§ **What the exercise asks**: Write out every line of the material exactly as it appears.

§ **Entries shown**:
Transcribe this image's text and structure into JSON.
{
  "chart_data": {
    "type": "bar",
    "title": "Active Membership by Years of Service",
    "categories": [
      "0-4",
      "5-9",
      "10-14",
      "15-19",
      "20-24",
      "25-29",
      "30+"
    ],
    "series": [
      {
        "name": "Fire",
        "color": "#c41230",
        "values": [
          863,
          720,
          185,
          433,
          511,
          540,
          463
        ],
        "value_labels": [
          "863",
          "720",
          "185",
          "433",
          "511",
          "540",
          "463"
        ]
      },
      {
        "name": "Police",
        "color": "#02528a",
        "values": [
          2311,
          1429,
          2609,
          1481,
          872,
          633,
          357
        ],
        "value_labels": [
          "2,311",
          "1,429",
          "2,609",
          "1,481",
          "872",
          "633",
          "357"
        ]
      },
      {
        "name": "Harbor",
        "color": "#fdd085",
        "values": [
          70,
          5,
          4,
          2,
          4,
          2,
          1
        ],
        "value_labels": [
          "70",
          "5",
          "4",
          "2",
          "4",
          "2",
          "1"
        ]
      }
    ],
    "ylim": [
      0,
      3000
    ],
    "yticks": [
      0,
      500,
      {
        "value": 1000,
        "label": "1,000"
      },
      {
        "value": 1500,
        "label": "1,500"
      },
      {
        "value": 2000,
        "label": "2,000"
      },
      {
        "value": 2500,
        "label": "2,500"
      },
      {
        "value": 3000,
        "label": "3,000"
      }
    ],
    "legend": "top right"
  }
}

§ **Output for this exercise**:
Transcribe this image's text and structure into JSON.
{
  "chart_data": {
    "type": "bar",
    "title": "Active Membership by Years of Service",
    "categories": [
      "0-4",
      "5-9",
      "10-14",
      "15-19",
      "20-24",
      "25-29",
      "30+"
    ],
    "series": [
      {
        "name": "Fire",
        "color": "#c41230",
        "values": [
          863,
          720,
          185,
          433,
          511,
          540,
          463
        ],
        "value_labels": [
          "863",
          "720",
          "185",
          "433",
          "511",
          "540",
          "463"
        ]
      },
      {
        "name": "Police",
        "color": "#02528a",
        "values": [
          2311,
          1429,
          2609,
          1481,
          872,
          633,
          357
        ],
        "value_labels": [
          "2,311",
          "1,429",
          "2,609",
          "1,481",
          "872",
          "633",
          "357"
        ]
      },
      {
        "name": "Harbor",
        "color": "#fdd085",
        "values": [
          70,
          5,
          4,
          2,
          4,
          2,
          1
        ],
        "value_labels": [
          "70",
          "5",
          "4",
          "2",
          "4",
          "2",
          "1"
        ]
      }
    ],
    "ylim": [
      0,
      3000
    ],
    "yticks": [
      0,
      500,
      {
        "value": 1000,
        "label": "1,000"
      },
      {
        "value": 1500,
        "label": "1,500"
      },
      {
        "value": 2000,
        "label": "2,000"
      },
      {
        "value": 2500,
        "label": "2,500"
      },
      {
        "value": 3000,
        "label": "3,000"
      }
    ],
    "legend": "top right"
  }
}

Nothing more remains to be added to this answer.